• RECORDS FOR THE TASK:
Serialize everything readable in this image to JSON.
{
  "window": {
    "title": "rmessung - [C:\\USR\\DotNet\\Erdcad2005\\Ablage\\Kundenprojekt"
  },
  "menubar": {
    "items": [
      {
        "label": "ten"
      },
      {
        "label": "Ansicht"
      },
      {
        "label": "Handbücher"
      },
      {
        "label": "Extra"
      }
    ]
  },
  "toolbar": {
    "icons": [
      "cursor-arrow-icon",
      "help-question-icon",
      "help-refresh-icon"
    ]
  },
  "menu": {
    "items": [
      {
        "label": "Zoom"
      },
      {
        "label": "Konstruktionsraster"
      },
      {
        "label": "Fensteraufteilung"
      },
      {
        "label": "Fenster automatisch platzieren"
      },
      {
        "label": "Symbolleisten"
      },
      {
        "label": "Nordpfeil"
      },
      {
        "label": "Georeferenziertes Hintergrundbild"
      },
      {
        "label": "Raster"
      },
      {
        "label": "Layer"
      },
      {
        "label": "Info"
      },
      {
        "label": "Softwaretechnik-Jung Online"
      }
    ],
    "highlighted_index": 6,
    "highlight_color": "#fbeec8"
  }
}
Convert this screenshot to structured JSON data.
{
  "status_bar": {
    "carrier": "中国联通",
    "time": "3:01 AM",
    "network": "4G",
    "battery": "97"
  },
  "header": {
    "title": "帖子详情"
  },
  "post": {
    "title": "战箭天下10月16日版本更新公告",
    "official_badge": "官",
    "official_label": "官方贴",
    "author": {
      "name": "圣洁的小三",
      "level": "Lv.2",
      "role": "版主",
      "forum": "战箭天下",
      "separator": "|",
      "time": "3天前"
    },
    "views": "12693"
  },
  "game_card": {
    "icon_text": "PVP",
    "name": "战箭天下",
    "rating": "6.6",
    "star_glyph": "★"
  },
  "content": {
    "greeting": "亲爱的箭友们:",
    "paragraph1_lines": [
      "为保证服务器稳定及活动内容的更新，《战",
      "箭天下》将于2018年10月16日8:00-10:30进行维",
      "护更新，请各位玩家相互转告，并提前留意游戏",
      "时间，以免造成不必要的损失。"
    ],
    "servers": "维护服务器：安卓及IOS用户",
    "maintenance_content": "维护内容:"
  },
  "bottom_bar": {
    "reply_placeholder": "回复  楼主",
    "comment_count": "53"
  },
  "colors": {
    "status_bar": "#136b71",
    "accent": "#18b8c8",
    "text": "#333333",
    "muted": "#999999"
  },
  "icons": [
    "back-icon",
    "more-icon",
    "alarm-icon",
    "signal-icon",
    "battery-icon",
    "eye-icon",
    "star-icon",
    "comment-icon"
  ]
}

• WHAT YOU WILL DO: Restate the data above exactly, keeping each word as it stands.

• FINAL RESULT:
Serialize everything readable in this image to JSON.
{
  "window": {
    "title": "rmessung - [C:\\USR\\DotNet\\Erdcad2005\\Ablage\\Kundenprojekt"
  },
  "menubar": {
    "items": [
      {
        "label": "ten"
      },
      {
        "label": "Ansicht"
      },
      {
        "label": "Handbücher"
      },
      {
        "label": "Extra"
      }
    ]
  },
  "toolbar": {
    "icons": [
      "cursor-arrow-icon",
      "help-question-icon",
      "help-refresh-icon"
    ]
  },
  "menu": {
    "items": [
      {
        "label": "Zoom"
      },
      {
        "label": "Konstruktionsraster"
      },
      {
        "label": "Fensteraufteilung"
      },
      {
        "label": "Fenster automatisch platzieren"
      },
      {
        "label": "Symbolleisten"
      },
      {
        "label": "Nordpfeil"
      },
      {
        "label": "Georeferenziertes Hintergrundbild"
      },
      {
        "label": "Raster"
      },
      {
        "label": "Layer"
      },
      {
        "label": "Info"
      },
      {
        "label": "Softwaretechnik-Jung Online"
      }
    ],
    "highlighted_index": 6,
    "highlight_color": "#fbeec8"
  }
}
Convert this screenshot to structured JSON data.
{
  "status_bar": {
    "carrier": "中国联通",
    "time": "3:01 AM",
    "network": "4G",
    "battery": "97"
  },
  "header": {
    "title": "帖子详情"
  },
  "post": {
    "title": "战箭天下10月16日版本更新公告",
    "official_badge": "官",
    "official_label": "官方贴",
    "author": {
      "name": "圣洁的小三",
      "level": "Lv.2",
      "role": "版主",
      "forum": "战箭天下",
      "separator": "|",
      "time": "3天前"
    },
    "views": "12693"
  },
  "game_card": {
    "icon_text": "PVP",
    "name": "战箭天下",
    "rating": "6.6",
    "star_glyph": "★"
  },
  "content": {
    "greeting": "亲爱的箭友们:",
    "paragraph1_lines": [
      "为保证服务器稳定及活动内容的更新，《战",
      "箭天下》将于2018年10月16日8:00-10:30进行维",
      "护更新，请各位玩家相互转告，并提前留意游戏",
      "时间，以免造成不必要的损失。"
    ],
    "servers": "维护服务器：安卓及IOS用户",
    "maintenance_content": "维护内容:"
  },
  "bottom_bar": {
    "reply_placeholder": "回复  楼主",
    "comment_count": "53"
  },
  "colors": {
    "status_bar": "#136b71",
    "accent": "#18b8c8",
    "text": "#333333",
    "muted": "#999999"
  },
  "icons": [
    "back-icon",
    "more-icon",
    "alarm-icon",
    "signal-icon",
    "battery-icon",
    "eye-icon",
    "star-icon",
    "comment-icon"
  ]
}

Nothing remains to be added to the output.